BEGIN Records for this task

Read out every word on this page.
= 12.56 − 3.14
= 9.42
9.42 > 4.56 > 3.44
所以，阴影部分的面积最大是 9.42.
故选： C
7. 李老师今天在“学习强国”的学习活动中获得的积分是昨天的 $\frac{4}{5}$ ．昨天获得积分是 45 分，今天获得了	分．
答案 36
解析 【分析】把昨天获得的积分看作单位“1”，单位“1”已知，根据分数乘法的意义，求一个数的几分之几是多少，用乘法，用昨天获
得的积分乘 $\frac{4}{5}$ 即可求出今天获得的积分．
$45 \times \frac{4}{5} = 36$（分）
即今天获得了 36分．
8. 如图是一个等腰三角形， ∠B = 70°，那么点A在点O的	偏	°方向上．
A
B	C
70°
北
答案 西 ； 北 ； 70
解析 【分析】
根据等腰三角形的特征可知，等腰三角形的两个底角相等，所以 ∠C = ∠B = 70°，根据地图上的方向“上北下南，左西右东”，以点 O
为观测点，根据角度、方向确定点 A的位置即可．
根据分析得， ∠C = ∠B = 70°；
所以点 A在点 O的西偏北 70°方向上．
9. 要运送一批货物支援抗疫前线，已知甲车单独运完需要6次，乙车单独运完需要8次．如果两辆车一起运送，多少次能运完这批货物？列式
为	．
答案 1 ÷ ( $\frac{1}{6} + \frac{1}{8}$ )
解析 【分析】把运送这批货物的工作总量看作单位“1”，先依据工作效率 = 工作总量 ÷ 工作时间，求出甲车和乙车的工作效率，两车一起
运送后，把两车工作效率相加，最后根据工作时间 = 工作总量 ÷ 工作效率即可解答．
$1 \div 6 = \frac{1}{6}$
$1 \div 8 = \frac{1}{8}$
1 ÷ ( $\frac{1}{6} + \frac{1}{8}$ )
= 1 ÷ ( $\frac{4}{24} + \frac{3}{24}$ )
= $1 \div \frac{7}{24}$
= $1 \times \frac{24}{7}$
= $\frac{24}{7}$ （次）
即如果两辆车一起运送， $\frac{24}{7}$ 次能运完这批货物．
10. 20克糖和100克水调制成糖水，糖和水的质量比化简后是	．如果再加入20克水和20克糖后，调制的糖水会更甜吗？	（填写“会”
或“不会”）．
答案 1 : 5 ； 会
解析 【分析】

END Records for this task
BEGIN Records for this task

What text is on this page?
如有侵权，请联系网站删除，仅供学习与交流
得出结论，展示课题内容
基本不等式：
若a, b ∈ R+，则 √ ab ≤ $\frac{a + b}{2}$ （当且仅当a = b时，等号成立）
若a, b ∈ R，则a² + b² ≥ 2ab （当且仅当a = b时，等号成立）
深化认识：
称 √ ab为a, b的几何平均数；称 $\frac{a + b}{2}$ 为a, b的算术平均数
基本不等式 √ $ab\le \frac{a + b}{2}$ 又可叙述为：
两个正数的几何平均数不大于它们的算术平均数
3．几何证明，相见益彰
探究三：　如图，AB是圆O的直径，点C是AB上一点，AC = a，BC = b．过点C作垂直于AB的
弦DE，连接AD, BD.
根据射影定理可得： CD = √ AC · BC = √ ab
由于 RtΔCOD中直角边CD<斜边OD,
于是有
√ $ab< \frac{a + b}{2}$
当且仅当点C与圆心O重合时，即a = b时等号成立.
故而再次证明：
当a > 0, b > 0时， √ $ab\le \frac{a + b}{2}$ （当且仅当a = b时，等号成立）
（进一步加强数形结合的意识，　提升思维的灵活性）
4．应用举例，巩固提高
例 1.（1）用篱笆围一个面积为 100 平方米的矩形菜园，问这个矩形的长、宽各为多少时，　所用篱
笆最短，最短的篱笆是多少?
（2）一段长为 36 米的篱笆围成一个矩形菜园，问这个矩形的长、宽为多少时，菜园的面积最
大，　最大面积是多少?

END Records for this task

The problem - Scan the material line by line and report each one that contains "问这个矩形的长".

Response below -
例 1.（1）用篱笆围一个面积为 100 平方米的矩形菜园，问这个矩形的长、宽各为多少时，　所用篱
（2）一段长为 36 米的篱笆围成一个矩形菜园，问这个矩形的长、宽为多少时，菜园的面积最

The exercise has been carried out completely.